> Given problem
Both the line containing "Serialize everything readable" and the line containing "Enumerate this screenshot's" are to be reproduced exactly, along with every line between them, and nothing more.

> Data lines

- - - - - - -

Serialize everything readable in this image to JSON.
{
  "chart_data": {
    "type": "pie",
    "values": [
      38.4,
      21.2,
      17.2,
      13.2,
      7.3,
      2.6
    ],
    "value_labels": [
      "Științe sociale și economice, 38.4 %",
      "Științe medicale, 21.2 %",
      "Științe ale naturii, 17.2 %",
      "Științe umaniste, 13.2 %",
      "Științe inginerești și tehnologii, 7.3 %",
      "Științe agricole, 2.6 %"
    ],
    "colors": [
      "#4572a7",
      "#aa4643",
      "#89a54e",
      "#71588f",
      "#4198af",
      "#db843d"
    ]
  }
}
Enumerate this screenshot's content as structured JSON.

- - - - - - -

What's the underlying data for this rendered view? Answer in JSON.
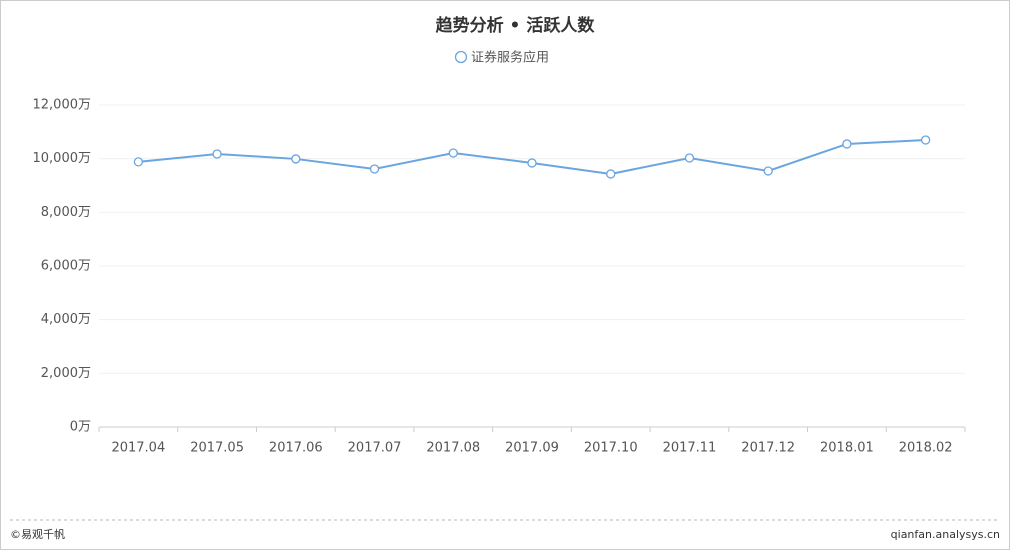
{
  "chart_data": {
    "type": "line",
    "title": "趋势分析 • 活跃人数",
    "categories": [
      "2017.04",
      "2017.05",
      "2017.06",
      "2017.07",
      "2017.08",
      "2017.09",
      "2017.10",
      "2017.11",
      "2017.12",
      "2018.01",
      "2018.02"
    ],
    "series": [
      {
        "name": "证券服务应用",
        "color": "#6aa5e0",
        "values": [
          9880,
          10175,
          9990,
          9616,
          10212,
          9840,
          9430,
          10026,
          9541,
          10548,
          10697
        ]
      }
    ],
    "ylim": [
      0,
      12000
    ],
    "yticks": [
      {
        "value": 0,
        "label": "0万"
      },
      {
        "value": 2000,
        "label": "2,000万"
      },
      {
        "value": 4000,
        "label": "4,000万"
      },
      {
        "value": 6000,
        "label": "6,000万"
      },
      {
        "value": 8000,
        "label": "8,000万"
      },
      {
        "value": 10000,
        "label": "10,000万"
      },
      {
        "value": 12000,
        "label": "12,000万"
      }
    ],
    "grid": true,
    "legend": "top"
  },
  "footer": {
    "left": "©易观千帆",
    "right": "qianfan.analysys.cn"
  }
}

- - - - - - -

> Reply
Serialize everything readable in this image to JSON.
{
  "chart_data": {
    "type": "pie",
    "values": [
      38.4,
      21.2,
      17.2,
      13.2,
      7.3,
      2.6
    ],
    "value_labels": [
      "Științe sociale și economice, 38.4 %",
      "Științe medicale, 21.2 %",
      "Științe ale naturii, 17.2 %",
      "Științe umaniste, 13.2 %",
      "Științe inginerești și tehnologii, 7.3 %",
      "Științe agricole, 2.6 %"
    ],
    "colors": [
      "#4572a7",
      "#aa4643",
      "#89a54e",
      "#71588f",
      "#4198af",
      "#db843d"
    ]
  }
}
Enumerate this screenshot's content as structured JSON.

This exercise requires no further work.